Entries from a visual dataset:
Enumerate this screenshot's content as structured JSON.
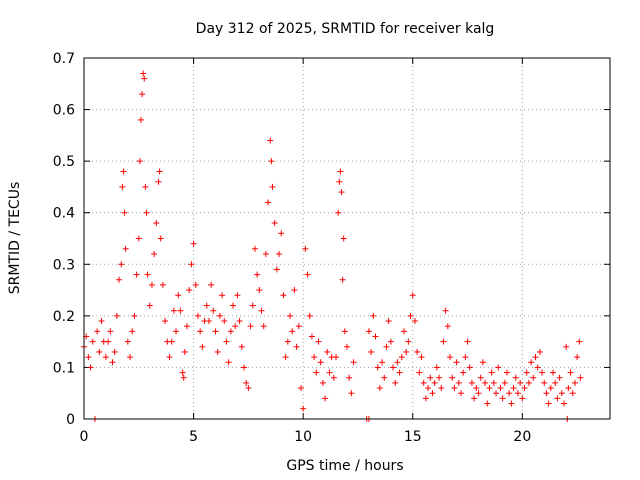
{
  "chart_data": {
    "type": "scatter",
    "title": "Day 312 of 2025, SRMTID for receiver kalg",
    "xlabel": "GPS time / hours",
    "ylabel": "SRMTID / TECUs",
    "xlim": [
      0,
      24
    ],
    "ylim": [
      0,
      0.7
    ],
    "xticks": [
      0,
      5,
      10,
      15,
      20
    ],
    "yticks": [
      0,
      0.1,
      0.2,
      0.3,
      0.4,
      0.5,
      0.6,
      0.7
    ],
    "grid": true,
    "marker": "plus",
    "color": "#ff0000",
    "series": [
      {
        "name": "SRMTID",
        "points": [
          [
            0.0,
            0.14
          ],
          [
            0.1,
            0.16
          ],
          [
            0.2,
            0.12
          ],
          [
            0.3,
            0.1
          ],
          [
            0.4,
            0.15
          ],
          [
            0.5,
            0.0
          ],
          [
            0.6,
            0.17
          ],
          [
            0.7,
            0.13
          ],
          [
            0.8,
            0.19
          ],
          [
            0.9,
            0.15
          ],
          [
            1.0,
            0.12
          ],
          [
            1.1,
            0.15
          ],
          [
            1.2,
            0.17
          ],
          [
            1.3,
            0.11
          ],
          [
            1.4,
            0.13
          ],
          [
            1.5,
            0.2
          ],
          [
            1.6,
            0.27
          ],
          [
            1.7,
            0.3
          ],
          [
            1.75,
            0.45
          ],
          [
            1.8,
            0.48
          ],
          [
            1.85,
            0.4
          ],
          [
            1.9,
            0.33
          ],
          [
            2.0,
            0.15
          ],
          [
            2.1,
            0.12
          ],
          [
            2.2,
            0.17
          ],
          [
            2.3,
            0.2
          ],
          [
            2.4,
            0.28
          ],
          [
            2.5,
            0.35
          ],
          [
            2.55,
            0.5
          ],
          [
            2.6,
            0.58
          ],
          [
            2.65,
            0.63
          ],
          [
            2.7,
            0.67
          ],
          [
            2.75,
            0.66
          ],
          [
            2.8,
            0.45
          ],
          [
            2.85,
            0.4
          ],
          [
            2.9,
            0.28
          ],
          [
            3.0,
            0.22
          ],
          [
            3.1,
            0.26
          ],
          [
            3.2,
            0.32
          ],
          [
            3.3,
            0.38
          ],
          [
            3.4,
            0.46
          ],
          [
            3.45,
            0.48
          ],
          [
            3.5,
            0.35
          ],
          [
            3.6,
            0.26
          ],
          [
            3.7,
            0.19
          ],
          [
            3.8,
            0.15
          ],
          [
            3.9,
            0.12
          ],
          [
            4.0,
            0.15
          ],
          [
            4.1,
            0.21
          ],
          [
            4.2,
            0.17
          ],
          [
            4.3,
            0.24
          ],
          [
            4.4,
            0.21
          ],
          [
            4.5,
            0.09
          ],
          [
            4.55,
            0.08
          ],
          [
            4.6,
            0.13
          ],
          [
            4.7,
            0.18
          ],
          [
            4.8,
            0.25
          ],
          [
            4.9,
            0.3
          ],
          [
            5.0,
            0.34
          ],
          [
            5.1,
            0.26
          ],
          [
            5.2,
            0.2
          ],
          [
            5.3,
            0.17
          ],
          [
            5.4,
            0.14
          ],
          [
            5.5,
            0.19
          ],
          [
            5.6,
            0.22
          ],
          [
            5.7,
            0.19
          ],
          [
            5.8,
            0.26
          ],
          [
            5.9,
            0.21
          ],
          [
            6.0,
            0.17
          ],
          [
            6.1,
            0.13
          ],
          [
            6.2,
            0.2
          ],
          [
            6.3,
            0.24
          ],
          [
            6.4,
            0.19
          ],
          [
            6.5,
            0.15
          ],
          [
            6.6,
            0.11
          ],
          [
            6.7,
            0.17
          ],
          [
            6.8,
            0.22
          ],
          [
            6.9,
            0.18
          ],
          [
            7.0,
            0.24
          ],
          [
            7.1,
            0.19
          ],
          [
            7.2,
            0.14
          ],
          [
            7.3,
            0.1
          ],
          [
            7.4,
            0.07
          ],
          [
            7.5,
            0.06
          ],
          [
            7.6,
            0.18
          ],
          [
            7.7,
            0.22
          ],
          [
            7.8,
            0.33
          ],
          [
            7.9,
            0.28
          ],
          [
            8.0,
            0.25
          ],
          [
            8.1,
            0.21
          ],
          [
            8.2,
            0.18
          ],
          [
            8.3,
            0.32
          ],
          [
            8.4,
            0.42
          ],
          [
            8.5,
            0.54
          ],
          [
            8.55,
            0.5
          ],
          [
            8.6,
            0.45
          ],
          [
            8.7,
            0.38
          ],
          [
            8.8,
            0.29
          ],
          [
            8.9,
            0.32
          ],
          [
            9.0,
            0.36
          ],
          [
            9.1,
            0.24
          ],
          [
            9.2,
            0.12
          ],
          [
            9.3,
            0.15
          ],
          [
            9.4,
            0.2
          ],
          [
            9.5,
            0.17
          ],
          [
            9.6,
            0.25
          ],
          [
            9.7,
            0.14
          ],
          [
            9.8,
            0.18
          ],
          [
            9.9,
            0.06
          ],
          [
            10.0,
            0.02
          ],
          [
            10.1,
            0.33
          ],
          [
            10.2,
            0.28
          ],
          [
            10.3,
            0.2
          ],
          [
            10.4,
            0.16
          ],
          [
            10.5,
            0.12
          ],
          [
            10.6,
            0.09
          ],
          [
            10.7,
            0.15
          ],
          [
            10.8,
            0.11
          ],
          [
            10.9,
            0.07
          ],
          [
            11.0,
            0.04
          ],
          [
            11.1,
            0.13
          ],
          [
            11.2,
            0.09
          ],
          [
            11.3,
            0.12
          ],
          [
            11.4,
            0.08
          ],
          [
            11.5,
            0.12
          ],
          [
            11.6,
            0.4
          ],
          [
            11.65,
            0.46
          ],
          [
            11.7,
            0.48
          ],
          [
            11.75,
            0.44
          ],
          [
            11.8,
            0.27
          ],
          [
            11.85,
            0.35
          ],
          [
            11.9,
            0.17
          ],
          [
            12.0,
            0.14
          ],
          [
            12.1,
            0.08
          ],
          [
            12.2,
            0.05
          ],
          [
            12.3,
            0.11
          ],
          [
            12.9,
            0.0
          ],
          [
            13.0,
            0.0
          ],
          [
            13.0,
            0.17
          ],
          [
            13.1,
            0.13
          ],
          [
            13.2,
            0.2
          ],
          [
            13.3,
            0.16
          ],
          [
            13.4,
            0.1
          ],
          [
            13.5,
            0.06
          ],
          [
            13.6,
            0.11
          ],
          [
            13.7,
            0.08
          ],
          [
            13.8,
            0.14
          ],
          [
            13.9,
            0.19
          ],
          [
            14.0,
            0.15
          ],
          [
            14.1,
            0.1
          ],
          [
            14.2,
            0.07
          ],
          [
            14.3,
            0.11
          ],
          [
            14.4,
            0.09
          ],
          [
            14.5,
            0.12
          ],
          [
            14.6,
            0.17
          ],
          [
            14.7,
            0.13
          ],
          [
            14.8,
            0.15
          ],
          [
            14.9,
            0.2
          ],
          [
            15.0,
            0.24
          ],
          [
            15.1,
            0.19
          ],
          [
            15.2,
            0.13
          ],
          [
            15.3,
            0.09
          ],
          [
            15.4,
            0.12
          ],
          [
            15.5,
            0.07
          ],
          [
            15.6,
            0.04
          ],
          [
            15.7,
            0.06
          ],
          [
            15.8,
            0.08
          ],
          [
            15.9,
            0.05
          ],
          [
            16.0,
            0.07
          ],
          [
            16.1,
            0.1
          ],
          [
            16.2,
            0.08
          ],
          [
            16.3,
            0.06
          ],
          [
            16.4,
            0.15
          ],
          [
            16.5,
            0.21
          ],
          [
            16.6,
            0.18
          ],
          [
            16.7,
            0.12
          ],
          [
            16.8,
            0.08
          ],
          [
            16.9,
            0.06
          ],
          [
            17.0,
            0.11
          ],
          [
            17.1,
            0.07
          ],
          [
            17.2,
            0.05
          ],
          [
            17.3,
            0.09
          ],
          [
            17.4,
            0.12
          ],
          [
            17.5,
            0.15
          ],
          [
            17.6,
            0.1
          ],
          [
            17.7,
            0.07
          ],
          [
            17.8,
            0.04
          ],
          [
            17.9,
            0.06
          ],
          [
            18.0,
            0.05
          ],
          [
            18.1,
            0.08
          ],
          [
            18.2,
            0.11
          ],
          [
            18.3,
            0.07
          ],
          [
            18.4,
            0.03
          ],
          [
            18.5,
            0.06
          ],
          [
            18.6,
            0.09
          ],
          [
            18.7,
            0.07
          ],
          [
            18.8,
            0.05
          ],
          [
            18.9,
            0.1
          ],
          [
            19.0,
            0.06
          ],
          [
            19.1,
            0.04
          ],
          [
            19.2,
            0.07
          ],
          [
            19.3,
            0.09
          ],
          [
            19.4,
            0.05
          ],
          [
            19.5,
            0.03
          ],
          [
            19.6,
            0.06
          ],
          [
            19.7,
            0.08
          ],
          [
            19.8,
            0.05
          ],
          [
            19.9,
            0.07
          ],
          [
            20.0,
            0.04
          ],
          [
            20.1,
            0.06
          ],
          [
            20.2,
            0.09
          ],
          [
            20.3,
            0.07
          ],
          [
            20.4,
            0.11
          ],
          [
            20.5,
            0.08
          ],
          [
            20.6,
            0.12
          ],
          [
            20.7,
            0.1
          ],
          [
            20.8,
            0.13
          ],
          [
            20.9,
            0.09
          ],
          [
            21.0,
            0.07
          ],
          [
            21.1,
            0.05
          ],
          [
            21.2,
            0.03
          ],
          [
            21.3,
            0.06
          ],
          [
            21.4,
            0.09
          ],
          [
            21.5,
            0.07
          ],
          [
            21.6,
            0.04
          ],
          [
            21.7,
            0.08
          ],
          [
            21.8,
            0.05
          ],
          [
            21.9,
            0.03
          ],
          [
            22.0,
            0.14
          ],
          [
            22.05,
            0.0
          ],
          [
            22.1,
            0.06
          ],
          [
            22.2,
            0.09
          ],
          [
            22.3,
            0.05
          ],
          [
            22.4,
            0.07
          ],
          [
            22.5,
            0.12
          ],
          [
            22.6,
            0.15
          ],
          [
            22.65,
            0.08
          ]
        ]
      }
    ]
  }
}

[What the task asks]
Find each line that has the word "SRMTID", then copy it out.

[Final result]
    "title": "Day 312 of 2025, SRMTID for receiver kalg",
    "ylabel": "SRMTID / TECUs",
        "name": "SRMTID",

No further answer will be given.